Task statement:
Reproduce the data below in full and exclude every picture.

-- BEGIN --

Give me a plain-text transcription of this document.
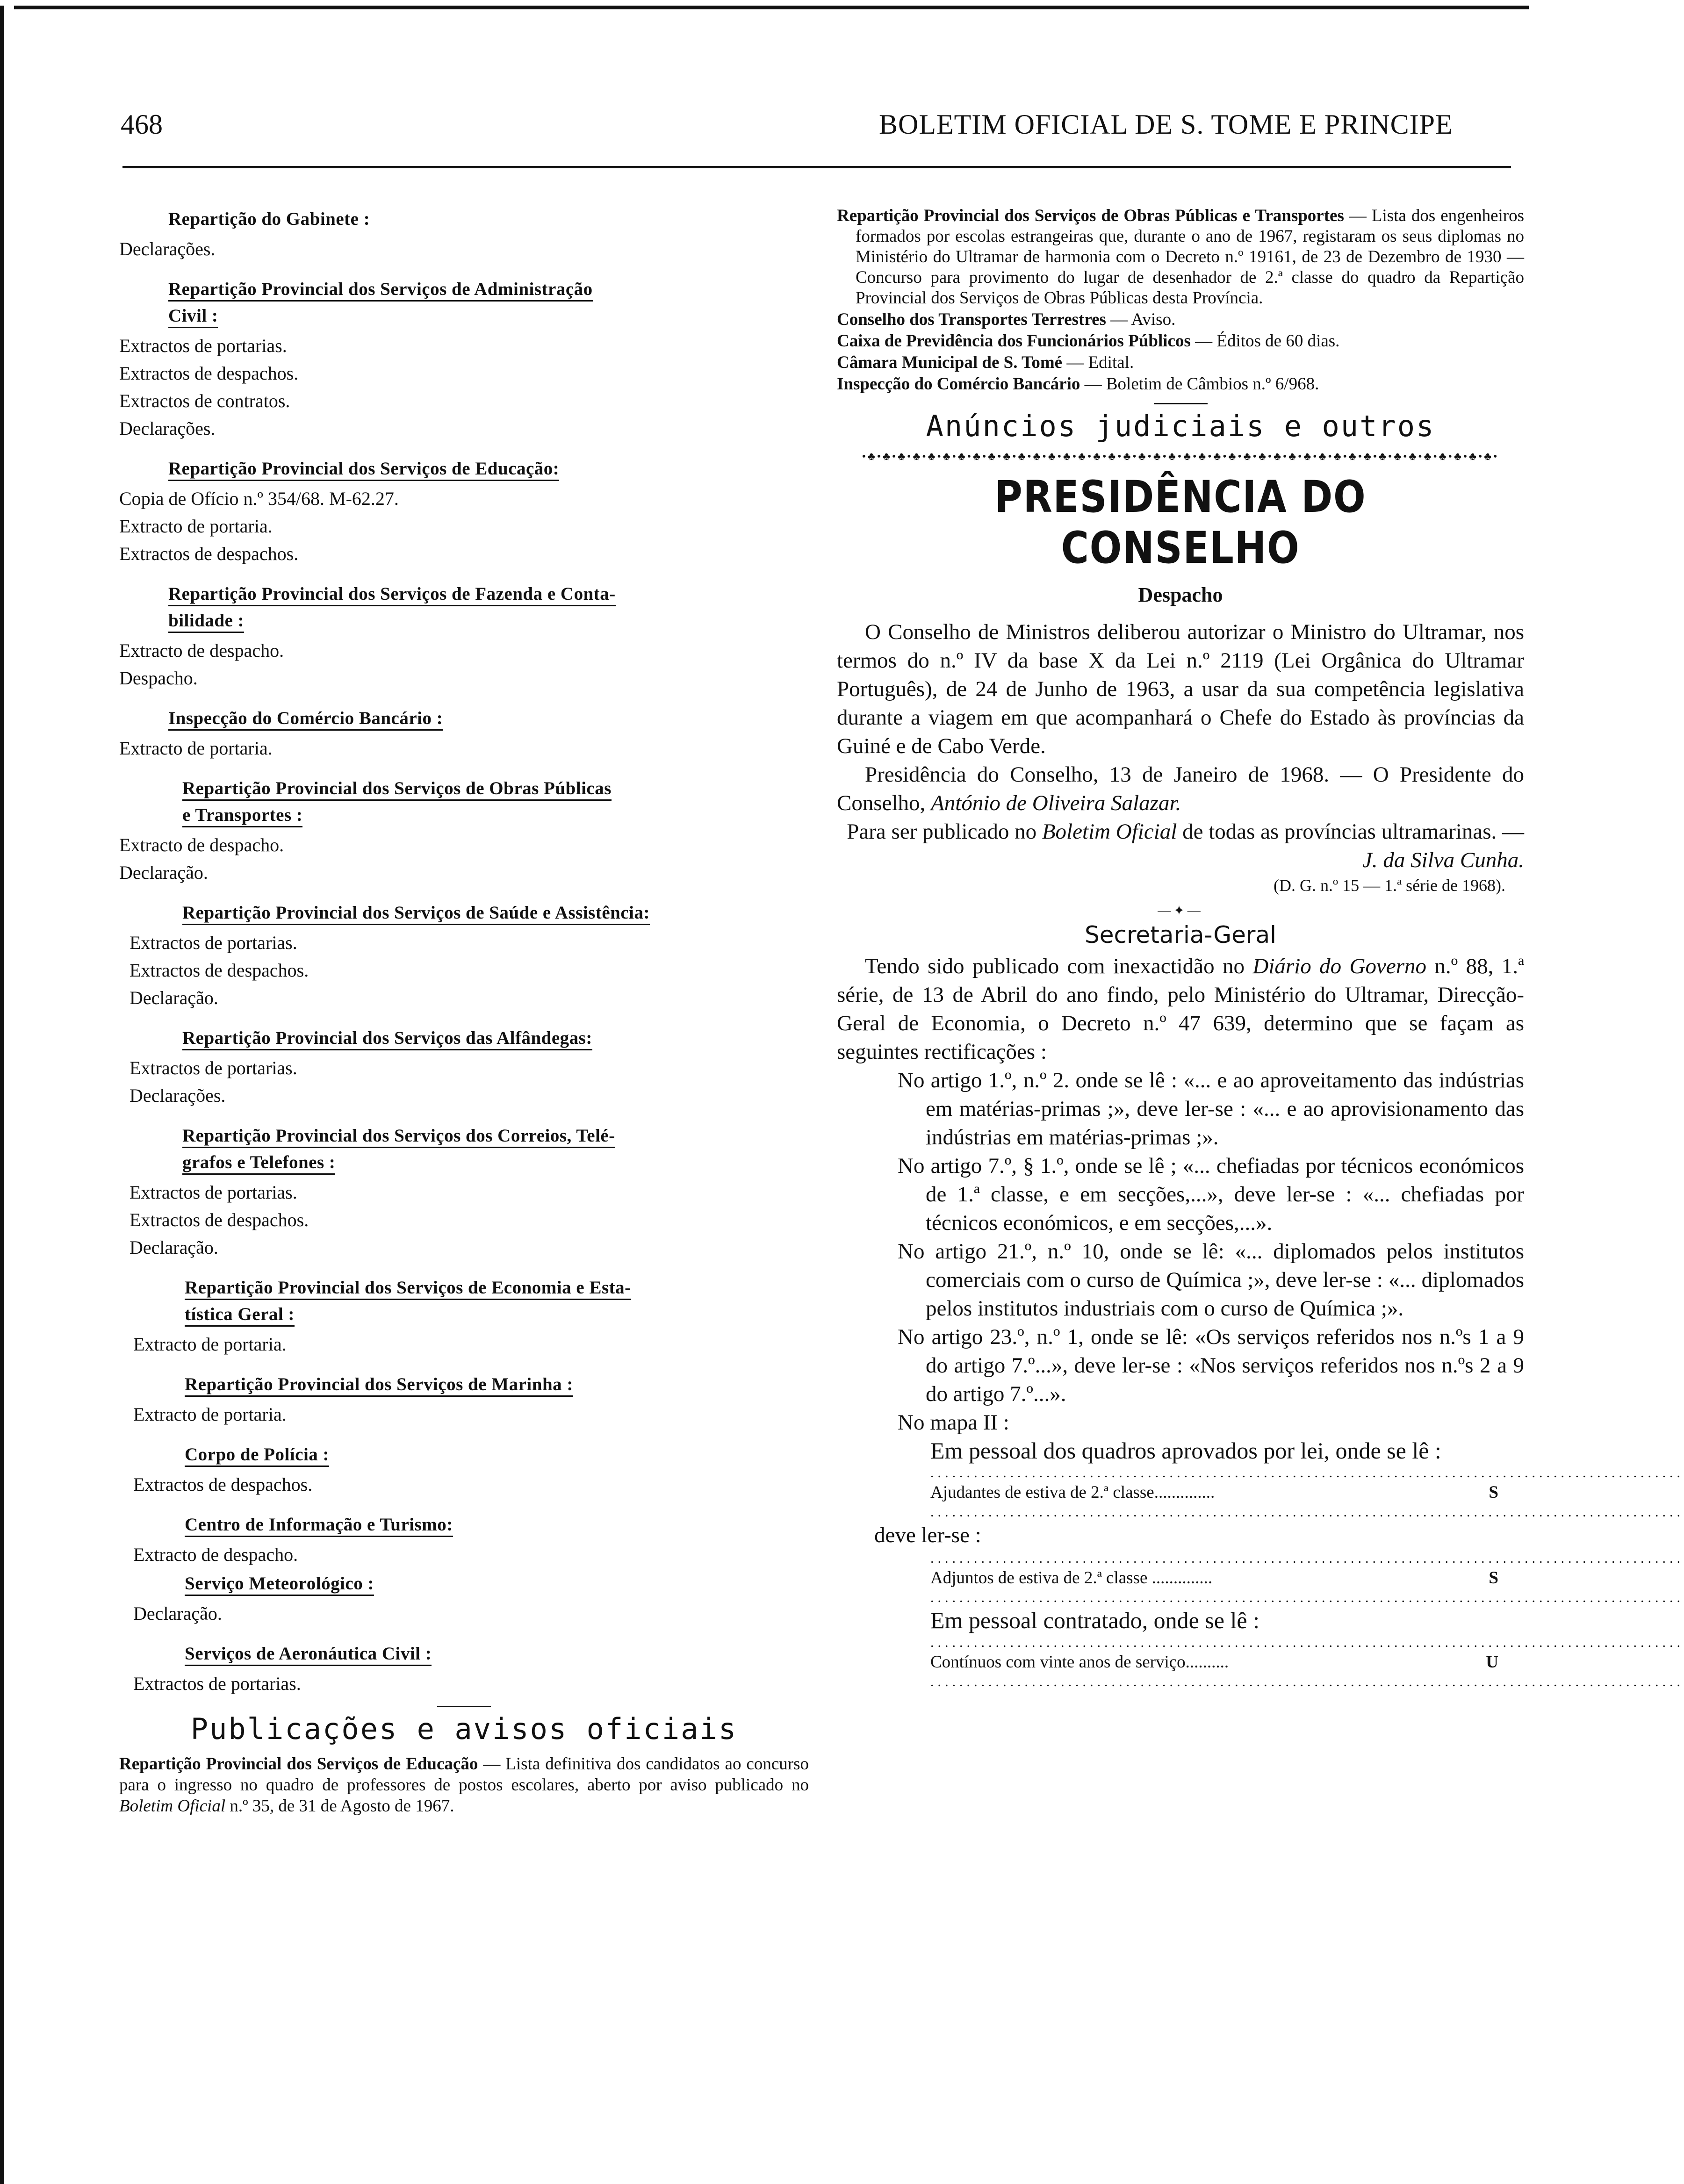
468	BOLETIM OFICIAL DE S. TOME E PRINCIPE
Repartição do Gabinete :
Declarações.
Repartição Provincial dos Serviços de Administração
Civil :
Extractos de portarias.
Extractos de despachos.
Extractos de contratos.
Declarações.
Repartição Provincial dos Serviços de Educação:
Copia de Ofício n.º 354/68. M-62.27.
Extracto de portaria.
Extractos de despachos.
Repartição Provincial dos Serviços de Fazenda e Conta-
bilidade :
Extracto de despacho.
Despacho.
Inspecção do Comércio Bancário :
Extracto de portaria.
Repartição Provincial dos Serviços de Obras Públicas
e Transportes :
Extracto de despacho.
Declaração.
Repartição Provincial dos Serviços de Saúde e Assistência:
Extractos de portarias.
Extractos de despachos.
Declaração.
Repartição Provincial dos Serviços das Alfândegas:
Extractos de portarias.
Declarações.
Repartição Provincial dos Serviços dos Correios, Telé-
grafos e Telefones :
Extractos de portarias.
Extractos de despachos.
Declaração.
Repartição Provincial dos Serviços de Economia e Esta-
tística Geral :
Extracto de portaria.
Repartição Provincial dos Serviços de Marinha :
Extracto de portaria.
Corpo de Polícia :
Extractos de despachos.
Centro de Informação e Turismo:
Extracto de despacho.
Serviço Meteorológico :
Declaração.
Serviços de Aeronáutica Civil :
Extractos de portarias.
Publicações e avisos oficiais
Repartição Provincial dos Serviços de Educação — Lista definitiva dos candidatos ao concurso para o ingresso no quadro de professores de postos escolares, aberto por aviso publicado no Boletim Oficial n.º 35, de 31 de Agosto de 1967.

Repartição Provincial dos Serviços de Obras Públicas e Transportes — Lista dos engenheiros formados por escolas estrangeiras que, durante o ano de 1967, registaram os seus diplomas no Ministério do Ultramar de harmonia com o Decreto n.º 19161, de 23 de Dezembro de 1930 — Concurso para provimento do lugar de desenhador de 2.ª classe do quadro da Repartição Provincial dos Serviços de Obras Públicas desta Província.

Conselho dos Transportes Terrestres — Aviso.

Caixa de Previdência dos Funcionários Públicos — Éditos de 60 dias.

Câmara Municipal de S. Tomé — Edital.

Inspecção do Comércio Bancário — Boletim de Câmbios n.º 6/968.

Anúncios judiciais e outros
•♣•♣•♣•♣•♣•♣•♣•♣•♣•♣•♣•♣•♣•♣•♣•♣•♣•♣•♣•♣•♣•♣•♣•♣•♣•♣•♣•♣•♣•♣•♣•♣•♣•♣•♣•♣•♣•♣•♣•♣•♣•♣•
PRESIDÊNCIA DO CONSELHO
Despacho

O Conselho de Ministros deliberou autorizar o Ministro do Ultramar, nos termos do n.º IV da base X da Lei n.º 2119 (Lei Orgânica do Ultramar Português), de 24 de Junho de 1963, a usar da sua competência legislativa durante a viagem em que acompanhará o Chefe do Estado às províncias da Guiné e de Cabo Verde.

Presidência do Conselho, 13 de Janeiro de 1968. — O Presidente do Conselho, António de Oliveira Salazar.

Para ser publicado no Boletim Oficial de todas as províncias ultramarinas. — J. da Silva Cunha.
(D. G. n.º 15 — 1.ª série de 1968).
—✦—
Secretaria-Geral

Tendo sido publicado com inexactidão no Diário do Governo n.º 88, 1.ª série, de 13 de Abril do ano findo, pelo Ministério do Ultramar, Direcção-Geral de Economia, o Decreto n.º 47 639, determino que se façam as seguintes rectificações :

No artigo 1.º, n.º 2. onde se lê : «... e ao aproveitamento das indústrias em matérias-primas ;», deve ler-se : «... e ao aprovisionamento das indústrias em matérias-primas ;».
No artigo 7.º, § 1.º, onde se lê ; «... chefiadas por técnicos económicos de 1.ª classe, e em secções,...», deve ler-se : «... chefiadas por técnicos económicos, e em secções,...».
No artigo 21.º, n.º 10, onde se lê: «... diplomados pelos institutos comerciais com o curso de Química ;», deve ler-se : «... diplomados pelos institutos industriais com o curso de Química ;».
No artigo 23.º, n.º 1, onde se lê: «Os serviços referidos nos n.ºs 1 a 9 do artigo 7.º...», deve ler-se : «Nos serviços referidos nos n.ºs 2 a 9 do artigo 7.º...».
No mapa II :
Em pessoal dos quadros aprovados por lei, onde se lê :
........................................................................................................
Ajudantes de estiva de 2.ª classe..............	S
........................................................................................................
deve ler-se :
........................................................................................................
Adjuntos de estiva de 2.ª classe ..............	S
........................................................................................................
Em pessoal contratado, onde se lê :
........................................................................................................
Contínuos com vinte anos de serviço..........	U
........................................................................................................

-- END --

Worked solution:
Give me a plain-text transcription of this document.
468	BOLETIM OFICIAL DE S. TOME E PRINCIPE
Repartição do Gabinete :
Declarações.
Repartição Provincial dos Serviços de Administração
Civil :
Extractos de portarias.
Extractos de despachos.
Extractos de contratos.
Declarações.
Repartição Provincial dos Serviços de Educação:
Copia de Ofício n.º 354/68. M-62.27.
Extracto de portaria.
Extractos de despachos.
Repartição Provincial dos Serviços de Fazenda e Conta-
bilidade :
Extracto de despacho.
Despacho.
Inspecção do Comércio Bancário :
Extracto de portaria.
Repartição Provincial dos Serviços de Obras Públicas
e Transportes :
Extracto de despacho.
Declaração.
Repartição Provincial dos Serviços de Saúde e Assistência:
Extractos de portarias.
Extractos de despachos.
Declaração.
Repartição Provincial dos Serviços das Alfândegas:
Extractos de portarias.
Declarações.
Repartição Provincial dos Serviços dos Correios, Telé-
grafos e Telefones :
Extractos de portarias.
Extractos de despachos.
Declaração.
Repartição Provincial dos Serviços de Economia e Esta-
tística Geral :
Extracto de portaria.
Repartição Provincial dos Serviços de Marinha :
Extracto de portaria.
Corpo de Polícia :
Extractos de despachos.
Centro de Informação e Turismo:
Extracto de despacho.
Serviço Meteorológico :
Declaração.
Serviços de Aeronáutica Civil :
Extractos de portarias.
Publicações e avisos oficiais
Repartição Provincial dos Serviços de Educação — Lista definitiva dos candidatos ao concurso para o ingresso no quadro de professores de postos escolares, aberto por aviso publicado no Boletim Oficial n.º 35, de 31 de Agosto de 1967.

Repartição Provincial dos Serviços de Obras Públicas e Transportes — Lista dos engenheiros formados por escolas estrangeiras que, durante o ano de 1967, registaram os seus diplomas no Ministério do Ultramar de harmonia com o Decreto n.º 19161, de 23 de Dezembro de 1930 — Concurso para provimento do lugar de desenhador de 2.ª classe do quadro da Repartição Provincial dos Serviços de Obras Públicas desta Província.

Conselho dos Transportes Terrestres — Aviso.

Caixa de Previdência dos Funcionários Públicos — Éditos de 60 dias.

Câmara Municipal de S. Tomé — Edital.

Inspecção do Comércio Bancário — Boletim de Câmbios n.º 6/968.

Anúncios judiciais e outros
•♣•♣•♣•♣•♣•♣•♣•♣•♣•♣•♣•♣•♣•♣•♣•♣•♣•♣•♣•♣•♣•♣•♣•♣•♣•♣•♣•♣•♣•♣•♣•♣•♣•♣•♣•♣•♣•♣•♣•♣•♣•♣•
PRESIDÊNCIA DO CONSELHO
Despacho

O Conselho de Ministros deliberou autorizar o Ministro do Ultramar, nos termos do n.º IV da base X da Lei n.º 2119 (Lei Orgânica do Ultramar Português), de 24 de Junho de 1963, a usar da sua competência legislativa durante a viagem em que acompanhará o Chefe do Estado às províncias da Guiné e de Cabo Verde.

Presidência do Conselho, 13 de Janeiro de 1968. — O Presidente do Conselho, António de Oliveira Salazar.

Para ser publicado no Boletim Oficial de todas as províncias ultramarinas. — J. da Silva Cunha.
(D. G. n.º 15 — 1.ª série de 1968).
—✦—
Secretaria-Geral

Tendo sido publicado com inexactidão no Diário do Governo n.º 88, 1.ª série, de 13 de Abril do ano findo, pelo Ministério do Ultramar, Direcção-Geral de Economia, o Decreto n.º 47 639, determino que se façam as seguintes rectificações :

No artigo 1.º, n.º 2. onde se lê : «... e ao aproveitamento das indústrias em matérias-primas ;», deve ler-se : «... e ao aprovisionamento das indústrias em matérias-primas ;».
No artigo 7.º, § 1.º, onde se lê ; «... chefiadas por técnicos económicos de 1.ª classe, e em secções,...», deve ler-se : «... chefiadas por técnicos económicos, e em secções,...».
No artigo 21.º, n.º 10, onde se lê: «... diplomados pelos institutos comerciais com o curso de Química ;», deve ler-se : «... diplomados pelos institutos industriais com o curso de Química ;».
No artigo 23.º, n.º 1, onde se lê: «Os serviços referidos nos n.ºs 1 a 9 do artigo 7.º...», deve ler-se : «Nos serviços referidos nos n.ºs 2 a 9 do artigo 7.º...».
No mapa II :
Em pessoal dos quadros aprovados por lei, onde se lê :
........................................................................................................
Ajudantes de estiva de 2.ª classe..............	S
........................................................................................................
deve ler-se :
........................................................................................................
Adjuntos de estiva de 2.ª classe ..............	S
........................................................................................................
Em pessoal contratado, onde se lê :
........................................................................................................
Contínuos com vinte anos de serviço..........	U
........................................................................................................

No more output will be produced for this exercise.